**STATED GOAL**
Could you write out the records below exactly as they appear, leaving out any pictures?

**LISTED ENTRIES**
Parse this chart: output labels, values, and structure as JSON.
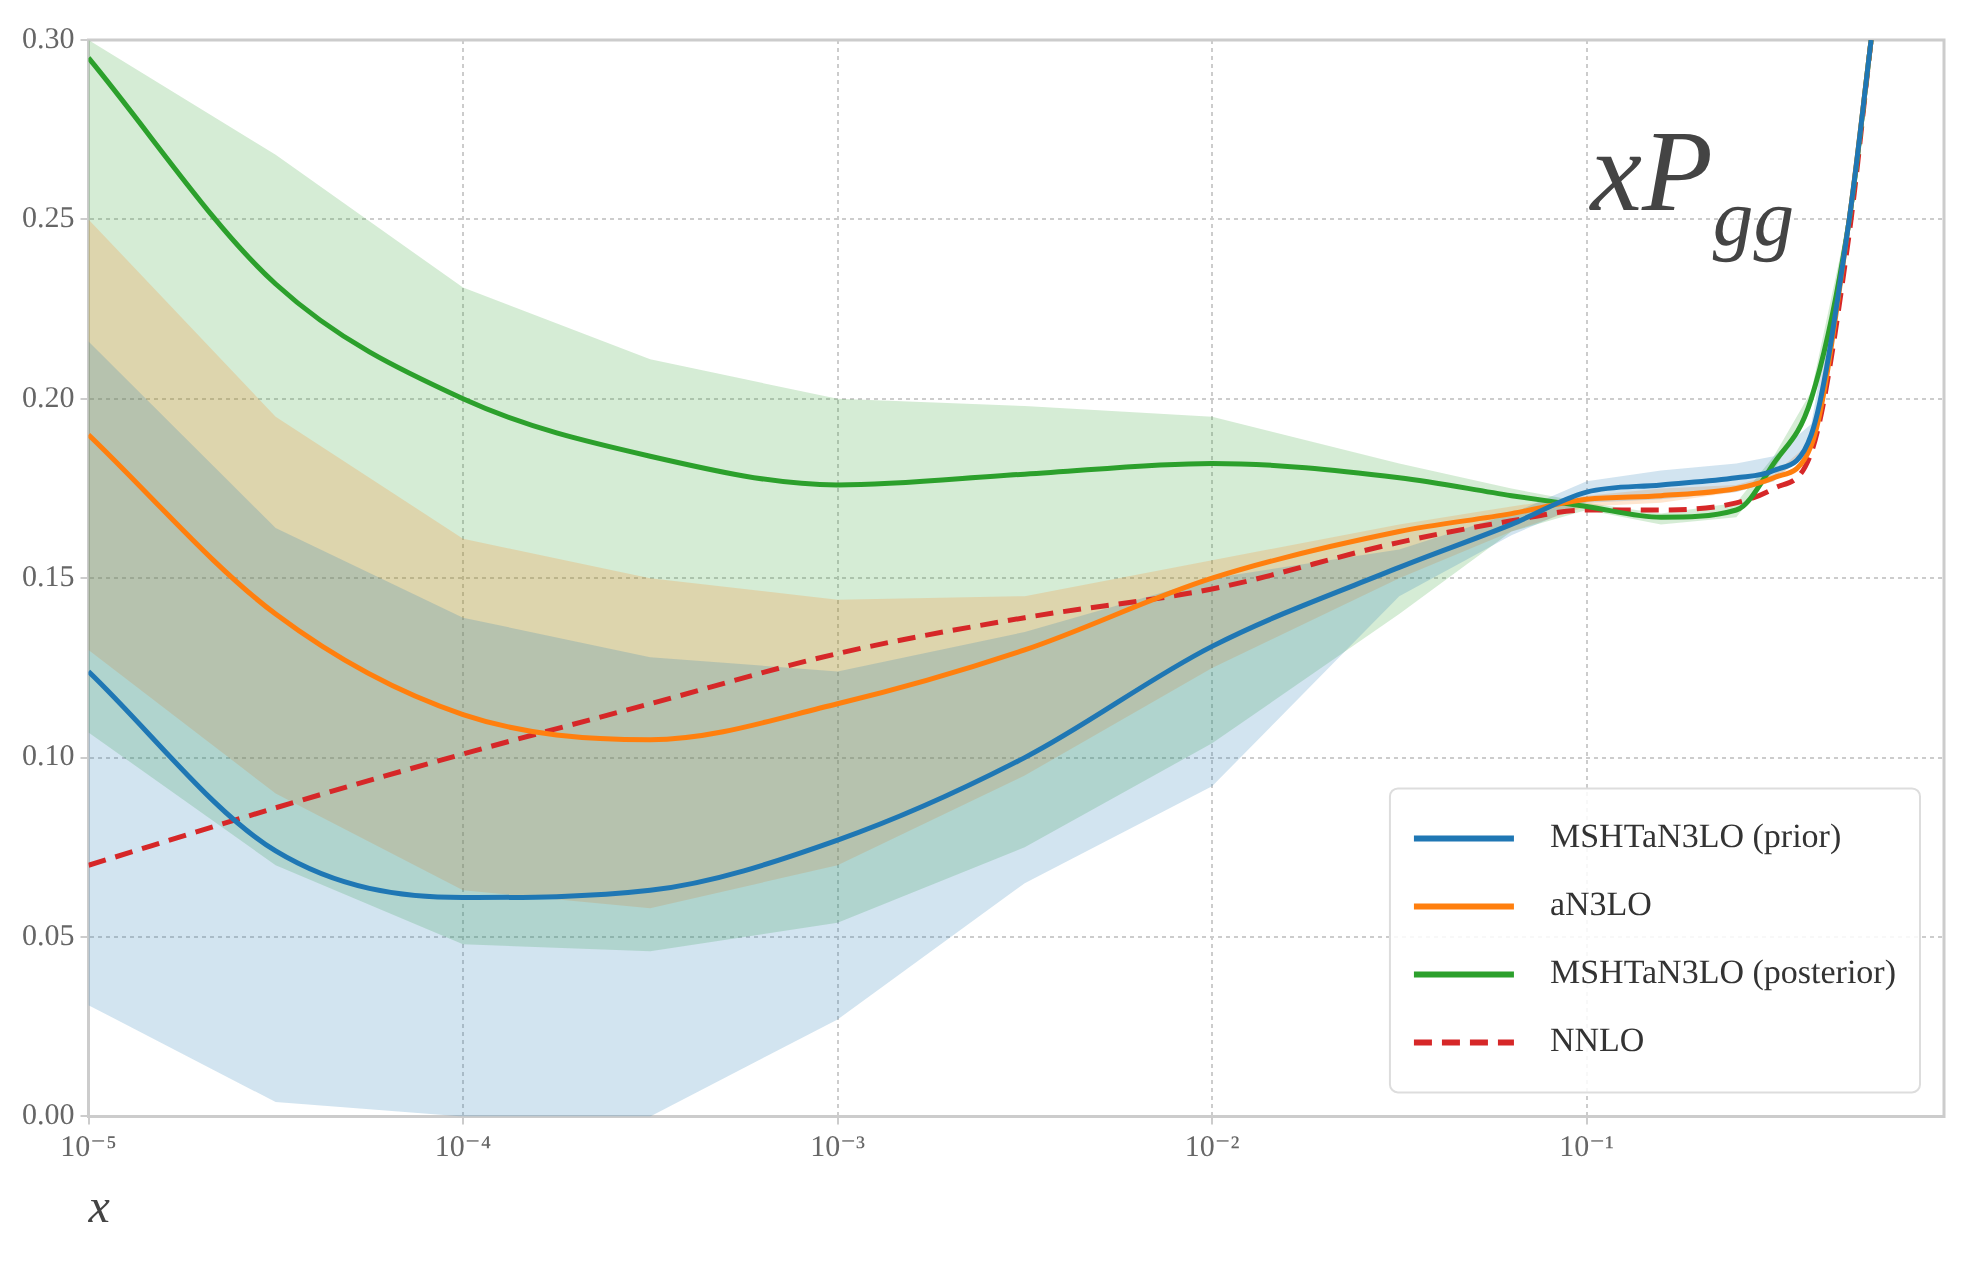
{
  "chart_data": {
    "type": "line",
    "title": "xP$_{gg}$",
    "xlabel": "x",
    "x": [
      1e-05,
      3.16e-05,
      0.0001,
      0.000316,
      0.001,
      0.00316,
      0.01,
      0.0316,
      0.063,
      0.1,
      0.158,
      0.251,
      0.316,
      0.398,
      0.501,
      0.575
    ],
    "series": [
      {
        "name": "MSHTaN3LO (prior)",
        "color": "#1f77b4",
        "values": [
          0.124,
          0.074,
          0.061,
          0.063,
          0.077,
          0.1,
          0.131,
          0.153,
          0.165,
          0.174,
          0.176,
          0.178,
          0.18,
          0.19,
          0.249,
          0.3
        ],
        "lower": [
          0.031,
          0.004,
          0,
          0,
          0.027,
          0.065,
          0.092,
          0.145,
          0.162,
          0.171,
          0.172,
          0.174,
          0.177,
          0.187,
          0.246,
          0.3
        ],
        "upper": [
          0.216,
          0.164,
          0.139,
          0.128,
          0.124,
          0.135,
          0.15,
          0.158,
          0.168,
          0.177,
          0.18,
          0.182,
          0.184,
          0.193,
          0.252,
          0.3
        ]
      },
      {
        "name": "aN3LO",
        "color": "#ff7f0e",
        "values": [
          0.19,
          0.14,
          0.112,
          0.105,
          0.115,
          0.13,
          0.15,
          0.163,
          0.168,
          0.172,
          0.173,
          0.175,
          0.178,
          0.187,
          0.249,
          0.3
        ],
        "lower": [
          0.13,
          0.09,
          0.063,
          0.058,
          0.07,
          0.095,
          0.125,
          0.15,
          0.163,
          0.17,
          0.171,
          0.174,
          0.177,
          0.186,
          0.248,
          0.3
        ],
        "upper": [
          0.25,
          0.195,
          0.161,
          0.15,
          0.144,
          0.145,
          0.155,
          0.165,
          0.17,
          0.173,
          0.175,
          0.176,
          0.179,
          0.188,
          0.25,
          0.3
        ]
      },
      {
        "name": "MSHTaN3LO (posterior)",
        "color": "#2ca02c",
        "values": [
          0.295,
          0.232,
          0.2,
          0.184,
          0.176,
          0.179,
          0.182,
          0.178,
          0.173,
          0.17,
          0.167,
          0.169,
          0.182,
          0.2,
          0.249,
          0.3
        ],
        "lower": [
          0.107,
          0.07,
          0.048,
          0.046,
          0.054,
          0.075,
          0.104,
          0.14,
          0.163,
          0.169,
          0.165,
          0.167,
          0.18,
          0.198,
          0.247,
          0.3
        ],
        "upper": [
          0.3,
          0.268,
          0.231,
          0.211,
          0.2,
          0.198,
          0.195,
          0.182,
          0.175,
          0.171,
          0.168,
          0.171,
          0.184,
          0.202,
          0.251,
          0.3
        ]
      },
      {
        "name": "NNLO",
        "color": "#d62728",
        "line_style": "dashed",
        "values": [
          0.07,
          0.086,
          0.101,
          0.115,
          0.129,
          0.139,
          0.147,
          0.16,
          0.166,
          0.169,
          0.169,
          0.171,
          0.175,
          0.185,
          0.245,
          0.3
        ]
      }
    ],
    "log": "x",
    "xlim": [
      1e-05,
      0.9
    ],
    "xticks": [
      {
        "value": 1e-05,
        "label": "10⁻⁵"
      },
      {
        "value": 0.0001,
        "label": "10⁻⁴"
      },
      {
        "value": 0.001,
        "label": "10⁻³"
      },
      {
        "value": 0.01,
        "label": "10⁻²"
      },
      {
        "value": 0.1,
        "label": "10⁻¹"
      }
    ],
    "ylim": [
      0,
      0.3
    ],
    "yticks": [
      {
        "value": 0,
        "label": "0.00"
      },
      {
        "value": 0.05,
        "label": "0.05"
      },
      {
        "value": 0.1,
        "label": "0.10"
      },
      {
        "value": 0.15,
        "label": "0.15"
      },
      {
        "value": 0.2,
        "label": "0.20"
      },
      {
        "value": 0.25,
        "label": "0.25"
      },
      {
        "value": 0.3,
        "label": "0.30"
      }
    ],
    "grid": true,
    "legend": "bottom right",
    "marker": "none"
  }
}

**EXERCISE RESULT**
Parse this chart: output labels, values, and structure as JSON.
{
  "chart_data": {
    "type": "line",
    "title": "xP$_{gg}$",
    "xlabel": "x",
    "x": [
      1e-05,
      3.16e-05,
      0.0001,
      0.000316,
      0.001,
      0.00316,
      0.01,
      0.0316,
      0.063,
      0.1,
      0.158,
      0.251,
      0.316,
      0.398,
      0.501,
      0.575
    ],
    "series": [
      {
        "name": "MSHTaN3LO (prior)",
        "color": "#1f77b4",
        "values": [
          0.124,
          0.074,
          0.061,
          0.063,
          0.077,
          0.1,
          0.131,
          0.153,
          0.165,
          0.174,
          0.176,
          0.178,
          0.18,
          0.19,
          0.249,
          0.3
        ],
        "lower": [
          0.031,
          0.004,
          0,
          0,
          0.027,
          0.065,
          0.092,
          0.145,
          0.162,
          0.171,
          0.172,
          0.174,
          0.177,
          0.187,
          0.246,
          0.3
        ],
        "upper": [
          0.216,
          0.164,
          0.139,
          0.128,
          0.124,
          0.135,
          0.15,
          0.158,
          0.168,
          0.177,
          0.18,
          0.182,
          0.184,
          0.193,
          0.252,
          0.3
        ]
      },
      {
        "name": "aN3LO",
        "color": "#ff7f0e",
        "values": [
          0.19,
          0.14,
          0.112,
          0.105,
          0.115,
          0.13,
          0.15,
          0.163,
          0.168,
          0.172,
          0.173,
          0.175,
          0.178,
          0.187,
          0.249,
          0.3
        ],
        "lower": [
          0.13,
          0.09,
          0.063,
          0.058,
          0.07,
          0.095,
          0.125,
          0.15,
          0.163,
          0.17,
          0.171,
          0.174,
          0.177,
          0.186,
          0.248,
          0.3
        ],
        "upper": [
          0.25,
          0.195,
          0.161,
          0.15,
          0.144,
          0.145,
          0.155,
          0.165,
          0.17,
          0.173,
          0.175,
          0.176,
          0.179,
          0.188,
          0.25,
          0.3
        ]
      },
      {
        "name": "MSHTaN3LO (posterior)",
        "color": "#2ca02c",
        "values": [
          0.295,
          0.232,
          0.2,
          0.184,
          0.176,
          0.179,
          0.182,
          0.178,
          0.173,
          0.17,
          0.167,
          0.169,
          0.182,
          0.2,
          0.249,
          0.3
        ],
        "lower": [
          0.107,
          0.07,
          0.048,
          0.046,
          0.054,
          0.075,
          0.104,
          0.14,
          0.163,
          0.169,
          0.165,
          0.167,
          0.18,
          0.198,
          0.247,
          0.3
        ],
        "upper": [
          0.3,
          0.268,
          0.231,
          0.211,
          0.2,
          0.198,
          0.195,
          0.182,
          0.175,
          0.171,
          0.168,
          0.171,
          0.184,
          0.202,
          0.251,
          0.3
        ]
      },
      {
        "name": "NNLO",
        "color": "#d62728",
        "line_style": "dashed",
        "values": [
          0.07,
          0.086,
          0.101,
          0.115,
          0.129,
          0.139,
          0.147,
          0.16,
          0.166,
          0.169,
          0.169,
          0.171,
          0.175,
          0.185,
          0.245,
          0.3
        ]
      }
    ],
    "log": "x",
    "xlim": [
      1e-05,
      0.9
    ],
    "xticks": [
      {
        "value": 1e-05,
        "label": "10⁻⁵"
      },
      {
        "value": 0.0001,
        "label": "10⁻⁴"
      },
      {
        "value": 0.001,
        "label": "10⁻³"
      },
      {
        "value": 0.01,
        "label": "10⁻²"
      },
      {
        "value": 0.1,
        "label": "10⁻¹"
      }
    ],
    "ylim": [
      0,
      0.3
    ],
    "yticks": [
      {
        "value": 0,
        "label": "0.00"
      },
      {
        "value": 0.05,
        "label": "0.05"
      },
      {
        "value": 0.1,
        "label": "0.10"
      },
      {
        "value": 0.15,
        "label": "0.15"
      },
      {
        "value": 0.2,
        "label": "0.20"
      },
      {
        "value": 0.25,
        "label": "0.25"
      },
      {
        "value": 0.3,
        "label": "0.30"
      }
    ],
    "grid": true,
    "legend": "bottom right",
    "marker": "none"
  }
}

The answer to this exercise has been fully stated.